→ **Task to carry out**
List all lines of the data containing the word "ylabel".

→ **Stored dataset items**

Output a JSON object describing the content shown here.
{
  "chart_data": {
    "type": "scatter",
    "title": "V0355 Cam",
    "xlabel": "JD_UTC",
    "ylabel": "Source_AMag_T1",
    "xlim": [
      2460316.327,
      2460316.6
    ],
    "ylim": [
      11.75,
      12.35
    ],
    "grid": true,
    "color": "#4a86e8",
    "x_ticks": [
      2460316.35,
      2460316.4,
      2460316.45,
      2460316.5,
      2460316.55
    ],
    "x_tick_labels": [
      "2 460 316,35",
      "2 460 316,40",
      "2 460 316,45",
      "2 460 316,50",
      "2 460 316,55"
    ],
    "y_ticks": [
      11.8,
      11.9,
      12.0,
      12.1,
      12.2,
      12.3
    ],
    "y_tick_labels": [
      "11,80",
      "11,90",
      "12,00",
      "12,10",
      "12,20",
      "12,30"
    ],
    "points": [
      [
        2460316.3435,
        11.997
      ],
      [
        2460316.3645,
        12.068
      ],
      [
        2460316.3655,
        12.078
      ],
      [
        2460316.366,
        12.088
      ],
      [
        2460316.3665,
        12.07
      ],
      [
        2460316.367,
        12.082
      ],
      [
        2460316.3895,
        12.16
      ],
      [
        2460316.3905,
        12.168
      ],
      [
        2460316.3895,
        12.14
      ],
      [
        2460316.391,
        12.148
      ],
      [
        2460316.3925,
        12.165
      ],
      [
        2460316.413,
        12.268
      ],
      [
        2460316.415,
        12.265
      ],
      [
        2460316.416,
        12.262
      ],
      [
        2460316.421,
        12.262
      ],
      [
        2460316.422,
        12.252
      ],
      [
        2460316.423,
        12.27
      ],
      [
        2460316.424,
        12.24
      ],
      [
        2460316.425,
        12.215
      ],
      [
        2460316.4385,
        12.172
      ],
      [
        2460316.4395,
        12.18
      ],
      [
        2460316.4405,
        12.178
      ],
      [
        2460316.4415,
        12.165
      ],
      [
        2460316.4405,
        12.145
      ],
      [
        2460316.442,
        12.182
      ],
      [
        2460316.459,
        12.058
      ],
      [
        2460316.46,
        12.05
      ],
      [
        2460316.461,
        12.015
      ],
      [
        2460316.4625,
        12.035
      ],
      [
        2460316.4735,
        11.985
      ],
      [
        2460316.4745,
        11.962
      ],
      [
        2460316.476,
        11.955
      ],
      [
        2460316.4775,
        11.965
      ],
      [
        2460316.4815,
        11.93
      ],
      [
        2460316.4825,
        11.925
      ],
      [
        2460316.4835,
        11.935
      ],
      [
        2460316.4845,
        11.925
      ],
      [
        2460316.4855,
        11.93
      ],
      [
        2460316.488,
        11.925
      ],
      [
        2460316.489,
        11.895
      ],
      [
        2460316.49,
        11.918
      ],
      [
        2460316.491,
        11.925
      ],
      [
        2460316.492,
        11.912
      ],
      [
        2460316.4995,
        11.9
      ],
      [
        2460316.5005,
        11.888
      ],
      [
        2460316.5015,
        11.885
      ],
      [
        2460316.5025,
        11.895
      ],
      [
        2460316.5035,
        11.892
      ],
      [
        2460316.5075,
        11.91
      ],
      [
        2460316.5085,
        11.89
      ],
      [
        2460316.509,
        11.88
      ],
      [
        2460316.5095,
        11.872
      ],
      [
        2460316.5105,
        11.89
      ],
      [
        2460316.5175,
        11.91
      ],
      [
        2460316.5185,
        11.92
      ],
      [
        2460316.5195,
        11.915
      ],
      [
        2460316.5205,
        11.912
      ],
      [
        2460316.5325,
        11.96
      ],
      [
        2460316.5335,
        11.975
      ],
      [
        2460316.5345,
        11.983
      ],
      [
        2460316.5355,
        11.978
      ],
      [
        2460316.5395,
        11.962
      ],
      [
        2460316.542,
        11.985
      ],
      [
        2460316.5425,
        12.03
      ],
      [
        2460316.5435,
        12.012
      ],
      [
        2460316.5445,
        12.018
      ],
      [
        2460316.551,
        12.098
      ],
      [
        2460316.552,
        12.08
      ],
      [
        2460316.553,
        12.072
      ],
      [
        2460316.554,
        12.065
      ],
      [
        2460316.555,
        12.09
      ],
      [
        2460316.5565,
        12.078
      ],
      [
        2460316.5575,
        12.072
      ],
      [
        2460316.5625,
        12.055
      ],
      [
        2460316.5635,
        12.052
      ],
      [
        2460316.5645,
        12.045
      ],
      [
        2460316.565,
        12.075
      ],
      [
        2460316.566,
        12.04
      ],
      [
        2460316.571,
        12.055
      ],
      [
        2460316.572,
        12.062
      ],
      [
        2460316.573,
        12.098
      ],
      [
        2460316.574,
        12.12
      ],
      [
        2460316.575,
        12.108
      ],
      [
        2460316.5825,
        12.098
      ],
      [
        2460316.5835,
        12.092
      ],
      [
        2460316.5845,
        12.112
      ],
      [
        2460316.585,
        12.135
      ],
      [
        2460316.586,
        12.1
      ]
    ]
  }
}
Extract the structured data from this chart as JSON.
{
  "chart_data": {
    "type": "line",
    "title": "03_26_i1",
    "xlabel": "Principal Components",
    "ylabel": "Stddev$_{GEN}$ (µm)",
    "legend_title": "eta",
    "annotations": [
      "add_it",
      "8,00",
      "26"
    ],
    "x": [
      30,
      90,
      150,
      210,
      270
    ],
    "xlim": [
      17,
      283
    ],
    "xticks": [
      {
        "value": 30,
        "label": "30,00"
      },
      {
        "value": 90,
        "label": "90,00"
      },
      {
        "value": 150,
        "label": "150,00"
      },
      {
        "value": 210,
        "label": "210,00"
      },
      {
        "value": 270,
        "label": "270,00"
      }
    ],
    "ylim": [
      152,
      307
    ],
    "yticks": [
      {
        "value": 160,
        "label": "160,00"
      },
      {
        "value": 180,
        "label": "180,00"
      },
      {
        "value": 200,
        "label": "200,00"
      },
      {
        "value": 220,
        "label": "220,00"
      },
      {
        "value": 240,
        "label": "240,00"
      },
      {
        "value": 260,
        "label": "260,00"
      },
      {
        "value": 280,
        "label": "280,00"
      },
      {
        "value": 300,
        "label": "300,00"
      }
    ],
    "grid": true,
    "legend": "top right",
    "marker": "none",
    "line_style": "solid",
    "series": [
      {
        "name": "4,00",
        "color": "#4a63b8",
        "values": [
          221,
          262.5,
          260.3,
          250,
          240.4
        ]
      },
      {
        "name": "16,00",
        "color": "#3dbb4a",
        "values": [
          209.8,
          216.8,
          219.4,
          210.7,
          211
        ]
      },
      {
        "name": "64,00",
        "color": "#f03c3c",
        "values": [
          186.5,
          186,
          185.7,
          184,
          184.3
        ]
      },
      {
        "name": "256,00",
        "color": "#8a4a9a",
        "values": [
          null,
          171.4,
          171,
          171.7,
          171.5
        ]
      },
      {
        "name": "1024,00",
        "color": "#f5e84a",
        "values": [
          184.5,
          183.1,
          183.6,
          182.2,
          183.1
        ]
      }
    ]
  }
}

→ **Exercise result**
    "ylabel": "Source_AMag_T1",
    "ylabel": "Stddev$_{GEN}$ (µm)",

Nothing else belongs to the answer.